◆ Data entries
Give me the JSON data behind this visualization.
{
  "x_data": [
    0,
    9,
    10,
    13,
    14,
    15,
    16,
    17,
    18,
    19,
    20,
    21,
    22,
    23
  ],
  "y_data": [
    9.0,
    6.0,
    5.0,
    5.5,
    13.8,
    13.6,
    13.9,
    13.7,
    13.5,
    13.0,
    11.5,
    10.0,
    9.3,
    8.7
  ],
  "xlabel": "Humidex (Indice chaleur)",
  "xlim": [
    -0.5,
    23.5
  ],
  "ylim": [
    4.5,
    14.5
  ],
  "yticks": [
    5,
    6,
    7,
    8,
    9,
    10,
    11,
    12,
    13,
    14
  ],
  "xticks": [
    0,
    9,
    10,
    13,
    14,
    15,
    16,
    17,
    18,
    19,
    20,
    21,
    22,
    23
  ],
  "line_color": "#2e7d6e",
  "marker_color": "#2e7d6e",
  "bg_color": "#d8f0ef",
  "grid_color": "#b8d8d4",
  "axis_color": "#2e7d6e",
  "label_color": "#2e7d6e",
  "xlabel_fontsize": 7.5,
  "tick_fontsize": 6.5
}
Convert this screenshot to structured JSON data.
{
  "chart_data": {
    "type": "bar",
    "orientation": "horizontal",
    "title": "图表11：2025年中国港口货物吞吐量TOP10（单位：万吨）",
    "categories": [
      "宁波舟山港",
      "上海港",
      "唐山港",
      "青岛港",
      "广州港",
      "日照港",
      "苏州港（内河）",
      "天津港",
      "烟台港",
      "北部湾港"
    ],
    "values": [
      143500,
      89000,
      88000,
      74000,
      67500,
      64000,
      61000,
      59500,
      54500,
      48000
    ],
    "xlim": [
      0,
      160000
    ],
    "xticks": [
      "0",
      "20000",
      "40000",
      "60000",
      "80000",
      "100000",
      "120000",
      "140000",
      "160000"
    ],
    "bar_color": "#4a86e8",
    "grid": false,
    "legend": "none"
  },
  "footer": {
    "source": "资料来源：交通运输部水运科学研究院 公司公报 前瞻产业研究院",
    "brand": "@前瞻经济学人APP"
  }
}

◆ Written request
All of the entries must be quoted exactly; please include each one.

◆ Output for this exercise
Give me the JSON data behind this visualization.
{
  "x_data": [
    0,
    9,
    10,
    13,
    14,
    15,
    16,
    17,
    18,
    19,
    20,
    21,
    22,
    23
  ],
  "y_data": [
    9.0,
    6.0,
    5.0,
    5.5,
    13.8,
    13.6,
    13.9,
    13.7,
    13.5,
    13.0,
    11.5,
    10.0,
    9.3,
    8.7
  ],
  "xlabel": "Humidex (Indice chaleur)",
  "xlim": [
    -0.5,
    23.5
  ],
  "ylim": [
    4.5,
    14.5
  ],
  "yticks": [
    5,
    6,
    7,
    8,
    9,
    10,
    11,
    12,
    13,
    14
  ],
  "xticks": [
    0,
    9,
    10,
    13,
    14,
    15,
    16,
    17,
    18,
    19,
    20,
    21,
    22,
    23
  ],
  "line_color": "#2e7d6e",
  "marker_color": "#2e7d6e",
  "bg_color": "#d8f0ef",
  "grid_color": "#b8d8d4",
  "axis_color": "#2e7d6e",
  "label_color": "#2e7d6e",
  "xlabel_fontsize": 7.5,
  "tick_fontsize": 6.5
}
Convert this screenshot to structured JSON data.
{
  "chart_data": {
    "type": "bar",
    "orientation": "horizontal",
    "title": "图表11：2025年中国港口货物吞吐量TOP10（单位：万吨）",
    "categories": [
      "宁波舟山港",
      "上海港",
      "唐山港",
      "青岛港",
      "广州港",
      "日照港",
      "苏州港（内河）",
      "天津港",
      "烟台港",
      "北部湾港"
    ],
    "values": [
      143500,
      89000,
      88000,
      74000,
      67500,
      64000,
      61000,
      59500,
      54500,
      48000
    ],
    "xlim": [
      0,
      160000
    ],
    "xticks": [
      "0",
      "20000",
      "40000",
      "60000",
      "80000",
      "100000",
      "120000",
      "140000",
      "160000"
    ],
    "bar_color": "#4a86e8",
    "grid": false,
    "legend": "none"
  },
  "footer": {
    "source": "资料来源：交通运输部水运科学研究院 公司公报 前瞻产业研究院",
    "brand": "@前瞻经济学人APP"
  }
}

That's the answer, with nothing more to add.